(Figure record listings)
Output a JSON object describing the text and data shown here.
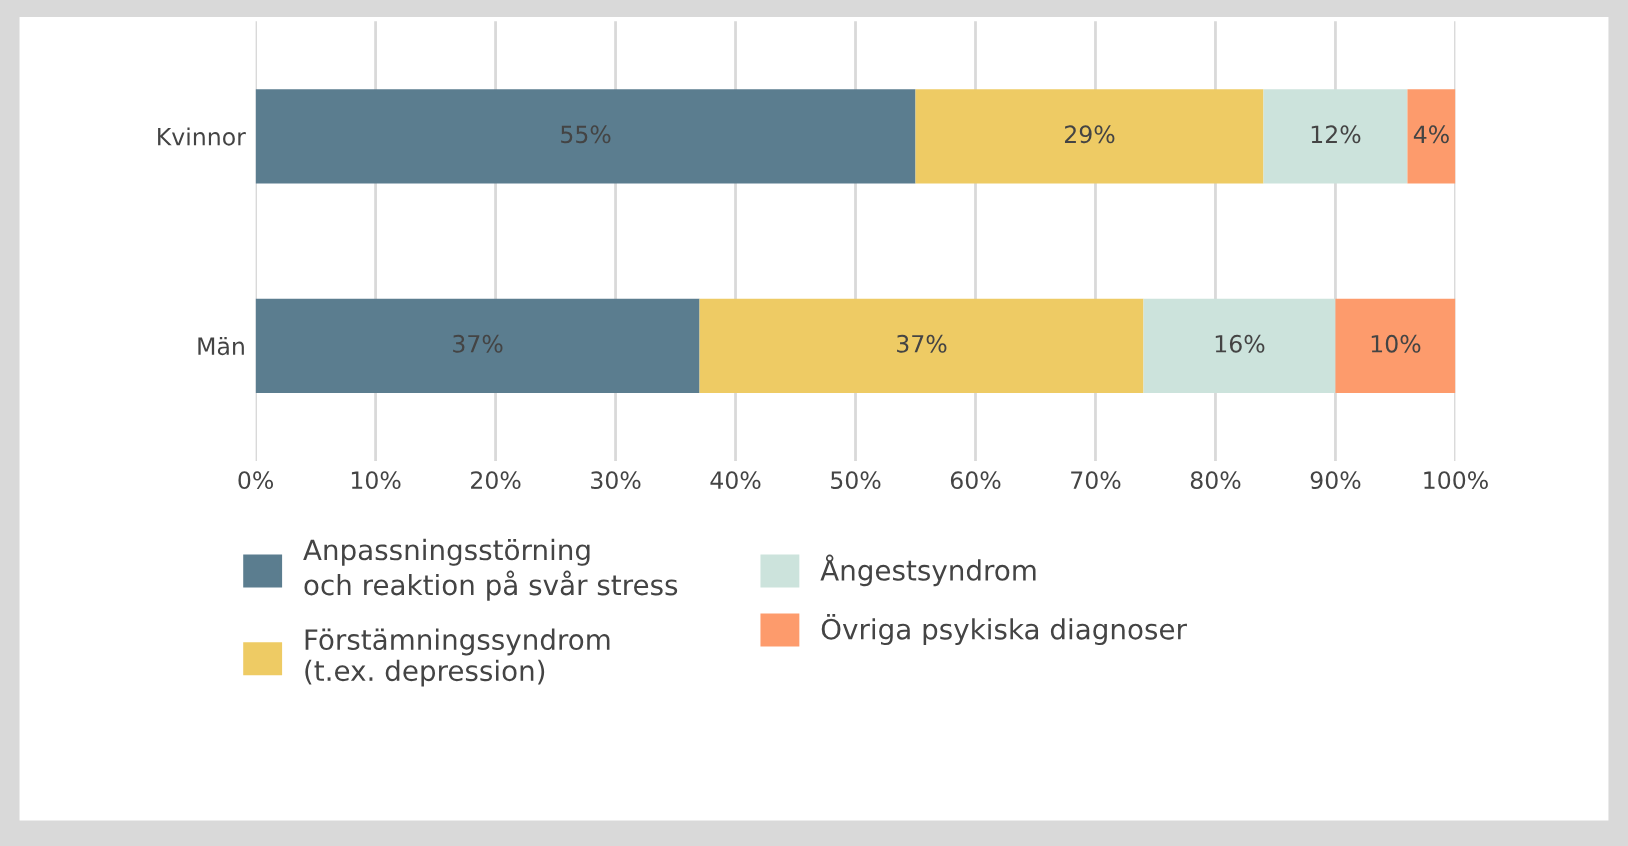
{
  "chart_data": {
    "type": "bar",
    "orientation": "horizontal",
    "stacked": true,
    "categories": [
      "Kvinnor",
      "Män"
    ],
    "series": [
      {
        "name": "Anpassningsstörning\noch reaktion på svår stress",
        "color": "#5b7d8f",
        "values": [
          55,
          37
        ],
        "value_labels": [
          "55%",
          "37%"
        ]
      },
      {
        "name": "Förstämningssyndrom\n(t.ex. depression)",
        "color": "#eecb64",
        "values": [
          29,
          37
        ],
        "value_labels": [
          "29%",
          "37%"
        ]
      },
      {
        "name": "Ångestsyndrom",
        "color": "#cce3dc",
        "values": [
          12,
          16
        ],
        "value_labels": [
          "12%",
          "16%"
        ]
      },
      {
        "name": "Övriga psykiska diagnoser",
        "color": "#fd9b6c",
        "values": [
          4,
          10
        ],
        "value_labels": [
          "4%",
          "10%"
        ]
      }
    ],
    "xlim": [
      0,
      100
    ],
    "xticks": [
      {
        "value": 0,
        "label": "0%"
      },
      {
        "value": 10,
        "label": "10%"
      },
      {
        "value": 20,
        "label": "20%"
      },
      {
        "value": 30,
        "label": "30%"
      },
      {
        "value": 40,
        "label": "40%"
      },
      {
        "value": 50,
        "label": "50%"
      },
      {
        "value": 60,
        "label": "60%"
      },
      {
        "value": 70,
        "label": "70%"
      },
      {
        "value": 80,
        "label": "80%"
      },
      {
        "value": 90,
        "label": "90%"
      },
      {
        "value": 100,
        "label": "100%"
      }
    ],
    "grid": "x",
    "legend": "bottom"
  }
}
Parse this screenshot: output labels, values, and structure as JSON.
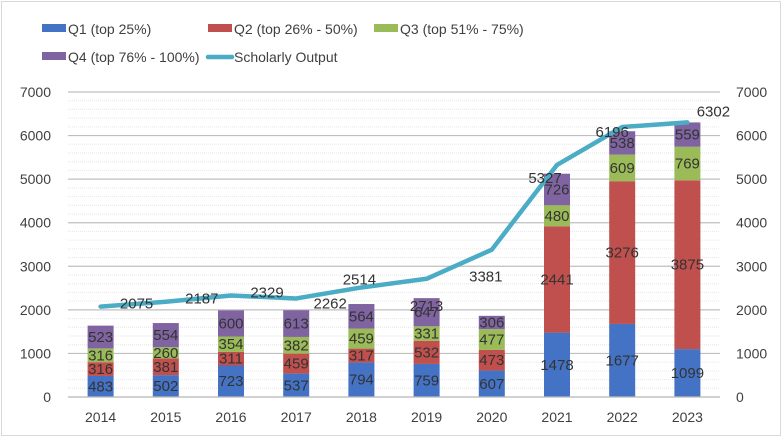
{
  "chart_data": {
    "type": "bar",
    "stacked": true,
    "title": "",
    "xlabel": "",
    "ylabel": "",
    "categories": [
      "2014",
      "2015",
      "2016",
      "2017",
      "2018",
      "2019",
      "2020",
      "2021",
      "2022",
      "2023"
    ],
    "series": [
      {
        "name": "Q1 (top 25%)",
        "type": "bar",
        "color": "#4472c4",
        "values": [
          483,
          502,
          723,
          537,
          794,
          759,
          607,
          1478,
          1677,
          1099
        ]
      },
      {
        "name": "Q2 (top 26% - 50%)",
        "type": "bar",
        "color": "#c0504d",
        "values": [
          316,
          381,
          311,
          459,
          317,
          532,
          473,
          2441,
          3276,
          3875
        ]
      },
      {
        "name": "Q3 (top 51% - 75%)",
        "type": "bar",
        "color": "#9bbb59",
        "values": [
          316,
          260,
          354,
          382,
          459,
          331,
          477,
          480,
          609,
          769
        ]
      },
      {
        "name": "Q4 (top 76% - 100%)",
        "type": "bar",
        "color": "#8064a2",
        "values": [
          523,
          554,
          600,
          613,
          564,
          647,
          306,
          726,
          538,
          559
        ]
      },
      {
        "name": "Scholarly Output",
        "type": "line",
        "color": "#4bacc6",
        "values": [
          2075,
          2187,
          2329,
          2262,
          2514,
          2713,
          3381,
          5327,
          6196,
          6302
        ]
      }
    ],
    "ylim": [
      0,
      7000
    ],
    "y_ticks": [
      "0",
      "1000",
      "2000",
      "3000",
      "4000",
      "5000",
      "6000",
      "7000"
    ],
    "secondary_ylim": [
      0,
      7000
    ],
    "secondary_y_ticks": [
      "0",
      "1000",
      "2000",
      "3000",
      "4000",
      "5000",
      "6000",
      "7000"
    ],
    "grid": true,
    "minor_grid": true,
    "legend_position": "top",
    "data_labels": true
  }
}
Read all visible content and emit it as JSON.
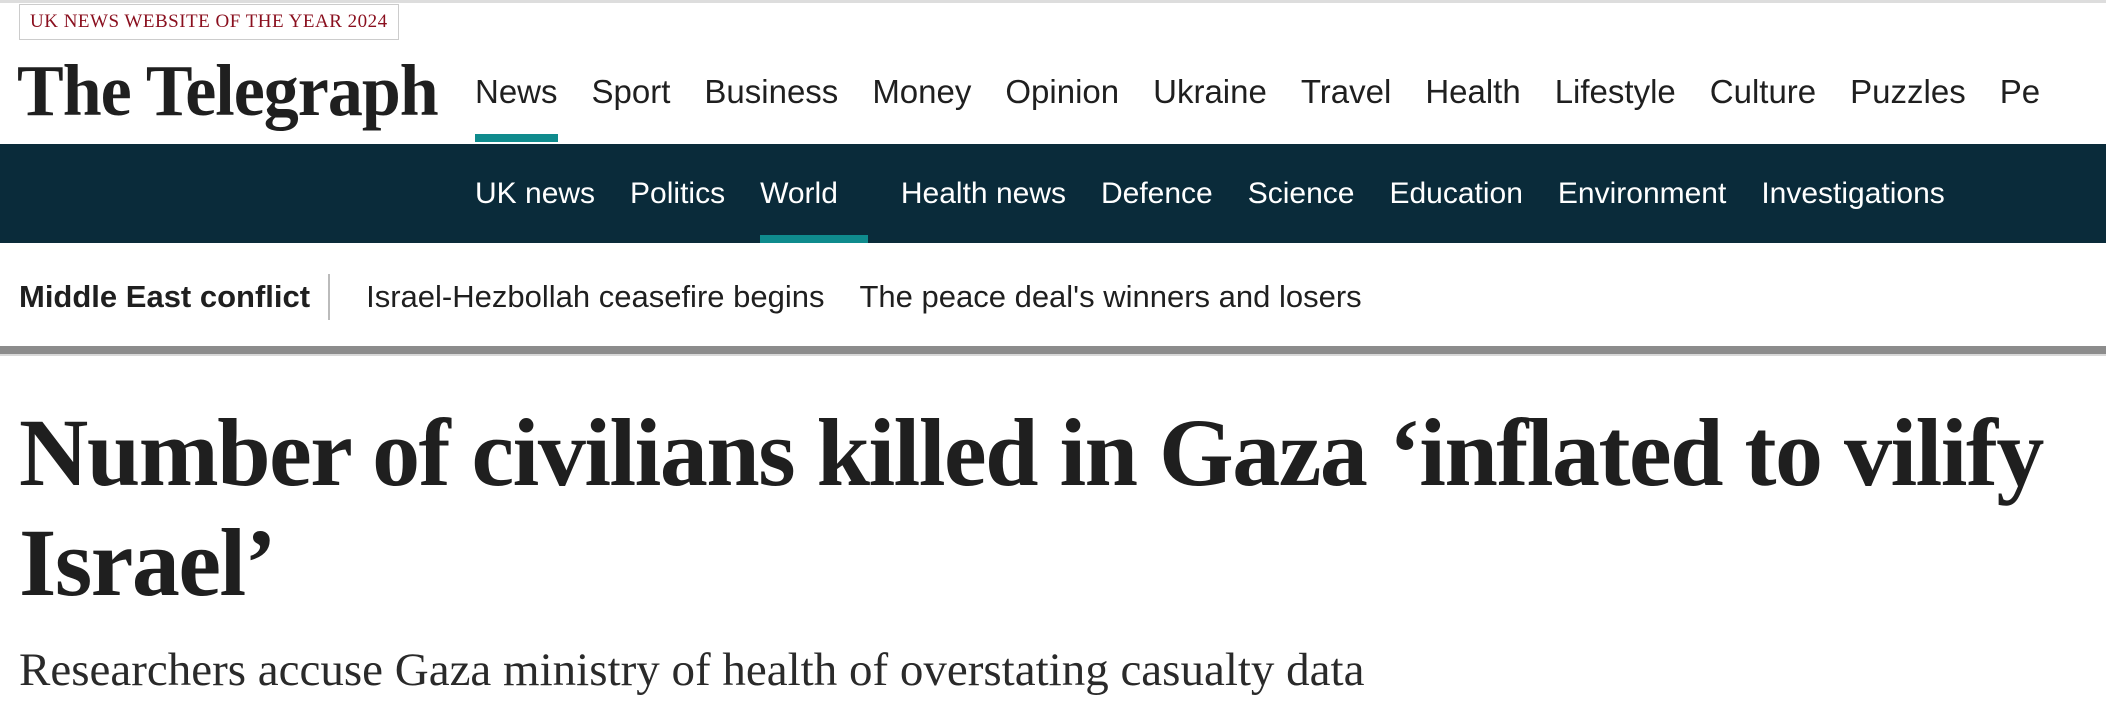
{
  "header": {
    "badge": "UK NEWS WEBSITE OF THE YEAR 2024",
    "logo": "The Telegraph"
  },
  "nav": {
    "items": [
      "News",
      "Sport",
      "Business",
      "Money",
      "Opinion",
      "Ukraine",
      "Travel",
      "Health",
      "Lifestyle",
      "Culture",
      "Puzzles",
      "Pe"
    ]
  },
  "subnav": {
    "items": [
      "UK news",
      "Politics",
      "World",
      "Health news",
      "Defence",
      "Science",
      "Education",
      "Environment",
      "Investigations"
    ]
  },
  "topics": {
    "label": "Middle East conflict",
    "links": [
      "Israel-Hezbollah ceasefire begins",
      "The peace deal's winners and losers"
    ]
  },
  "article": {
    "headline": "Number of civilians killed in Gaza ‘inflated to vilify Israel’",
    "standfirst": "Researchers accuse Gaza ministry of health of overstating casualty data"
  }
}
---
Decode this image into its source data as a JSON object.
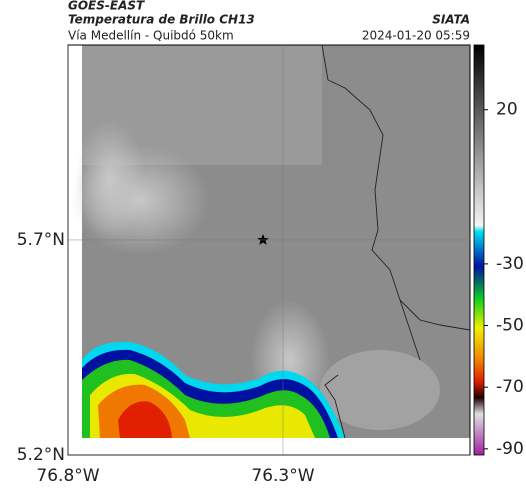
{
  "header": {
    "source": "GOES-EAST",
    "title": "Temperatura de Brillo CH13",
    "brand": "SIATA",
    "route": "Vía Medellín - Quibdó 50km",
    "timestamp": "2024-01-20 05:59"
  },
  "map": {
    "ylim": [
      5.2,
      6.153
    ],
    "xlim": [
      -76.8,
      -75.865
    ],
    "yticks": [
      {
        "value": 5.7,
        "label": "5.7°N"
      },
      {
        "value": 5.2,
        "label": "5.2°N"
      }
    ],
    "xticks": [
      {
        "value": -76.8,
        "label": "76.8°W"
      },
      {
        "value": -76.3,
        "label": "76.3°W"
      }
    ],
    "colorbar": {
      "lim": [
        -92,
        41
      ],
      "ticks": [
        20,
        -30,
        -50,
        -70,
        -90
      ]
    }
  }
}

Given problem:
From the listing above, copy all lines holding the word "true".

Correct output:
    "stacked": true,
    "stacked": true,
    "grid": true,
    "minor_grid": true,
    "data_labels": true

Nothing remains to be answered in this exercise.